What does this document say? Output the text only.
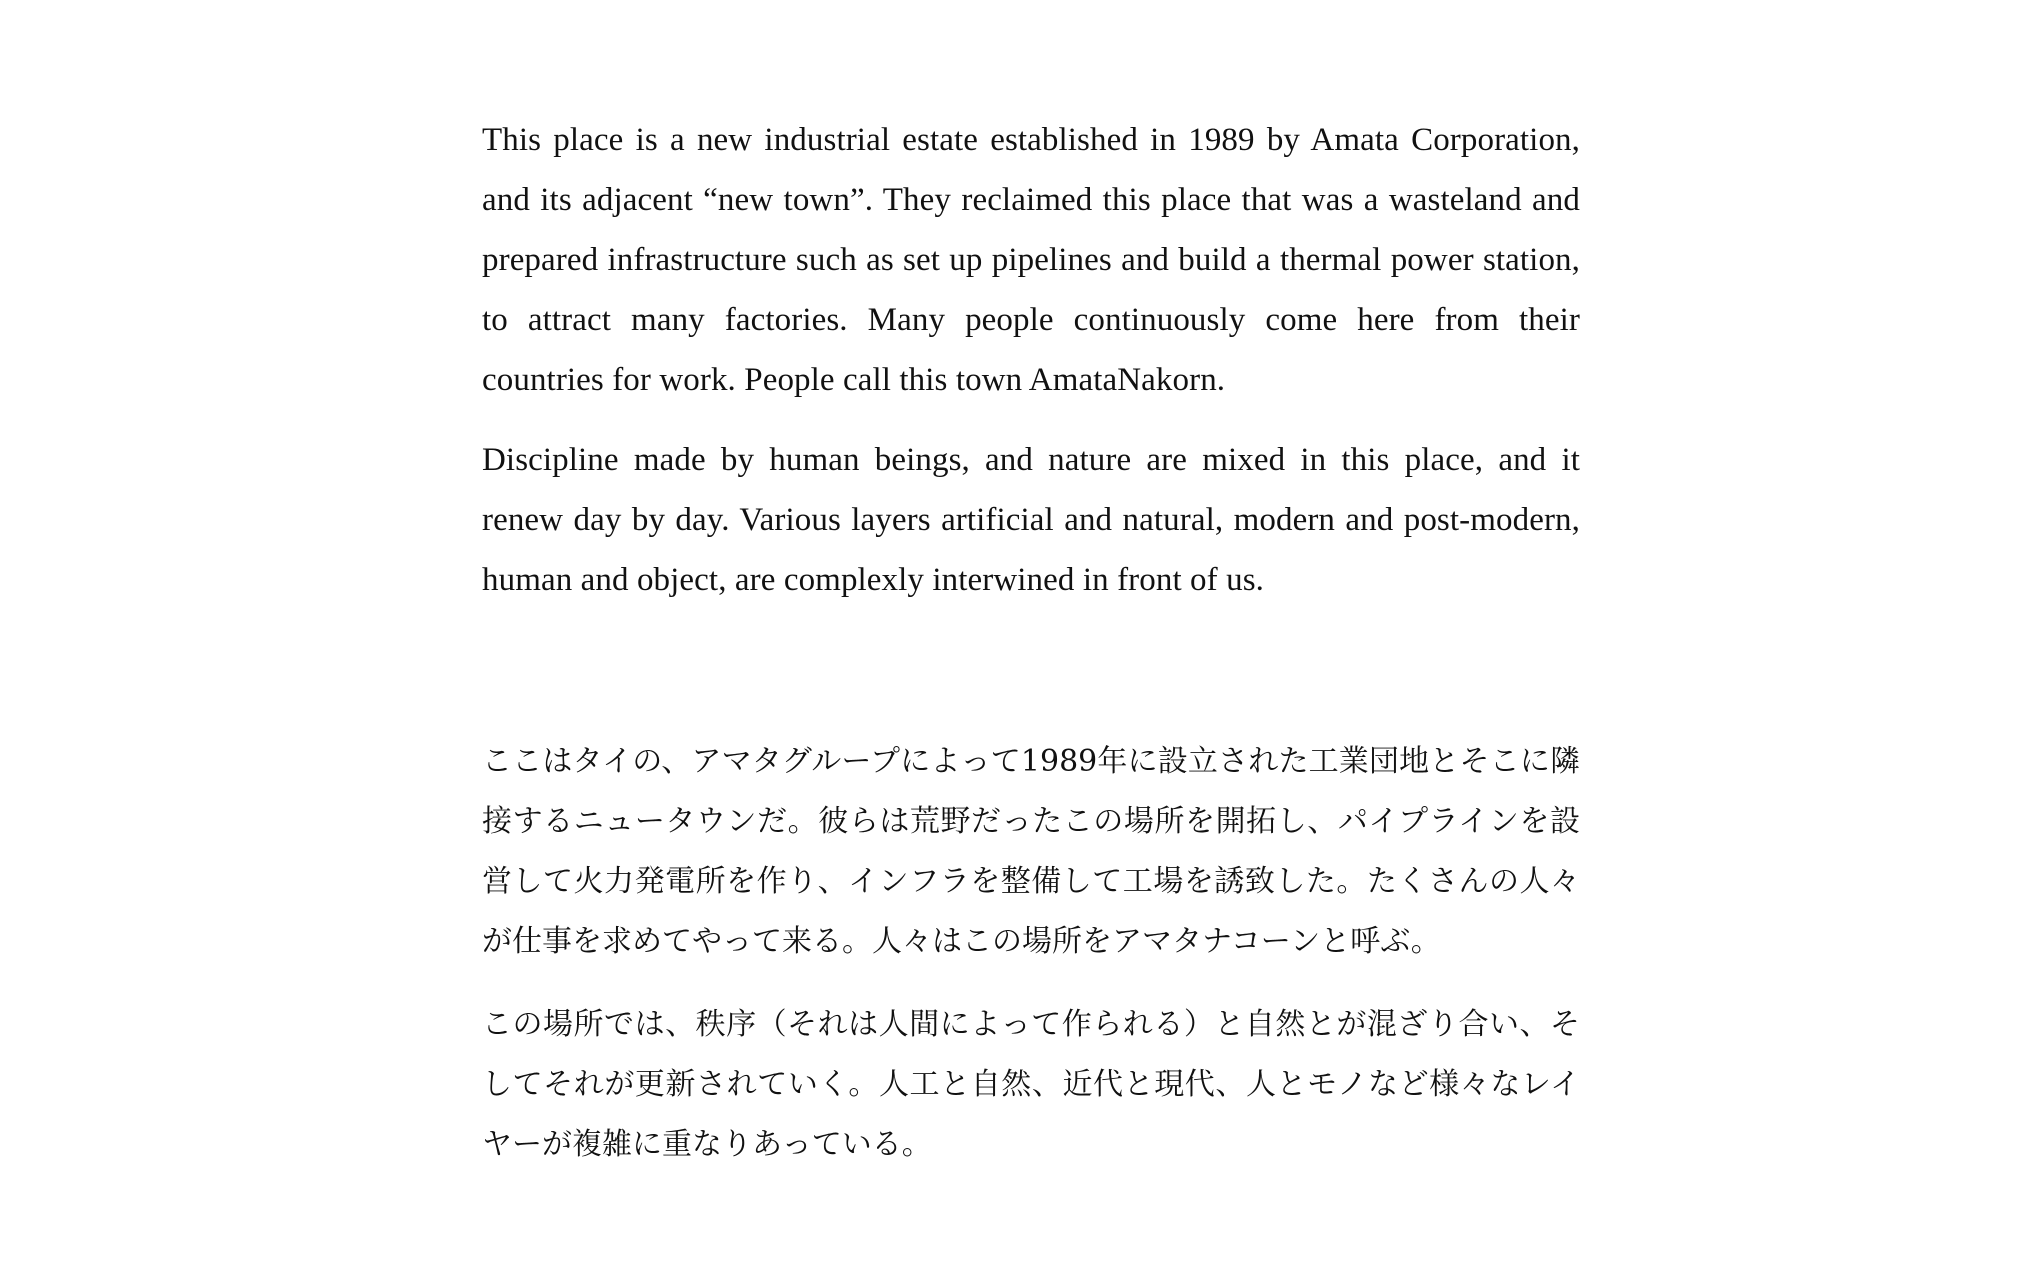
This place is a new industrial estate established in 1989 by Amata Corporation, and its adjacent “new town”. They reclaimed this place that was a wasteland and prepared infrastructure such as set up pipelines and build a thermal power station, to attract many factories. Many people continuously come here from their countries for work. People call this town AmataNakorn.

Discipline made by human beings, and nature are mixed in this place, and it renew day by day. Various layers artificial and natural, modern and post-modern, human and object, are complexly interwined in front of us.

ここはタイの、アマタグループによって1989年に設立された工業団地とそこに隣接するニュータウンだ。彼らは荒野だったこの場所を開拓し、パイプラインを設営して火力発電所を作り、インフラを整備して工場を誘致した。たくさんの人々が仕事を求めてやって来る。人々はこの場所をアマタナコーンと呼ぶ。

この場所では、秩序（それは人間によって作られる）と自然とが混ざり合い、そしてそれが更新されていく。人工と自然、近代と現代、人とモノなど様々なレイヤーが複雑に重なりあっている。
━━━━
DIRECTION => Pictures are to be left out; all else in the entries above is to be quoted exactly.

THE RESPONSE =>
What does this document say? Output the text only.
This place is a new industrial estate established in 1989 by Amata Corporation, and its adjacent “new town”. They reclaimed this place that was a wasteland and prepared infrastructure such as set up pipelines and build a thermal power station, to attract many factories. Many people continuously come here from their countries for work. People call this town AmataNakorn.

Discipline made by human beings, and nature are mixed in this place, and it renew day by day. Various layers artificial and natural, modern and post-modern, human and object, are complexly interwined in front of us.

ここはタイの、アマタグループによって1989年に設立された工業団地とそこに隣接するニュータウンだ。彼らは荒野だったこの場所を開拓し、パイプラインを設営して火力発電所を作り、インフラを整備して工場を誘致した。たくさんの人々が仕事を求めてやって来る。人々はこの場所をアマタナコーンと呼ぶ。

この場所では、秩序（それは人間によって作られる）と自然とが混ざり合い、そしてそれが更新されていく。人工と自然、近代と現代、人とモノなど様々なレイヤーが複雑に重なりあっている。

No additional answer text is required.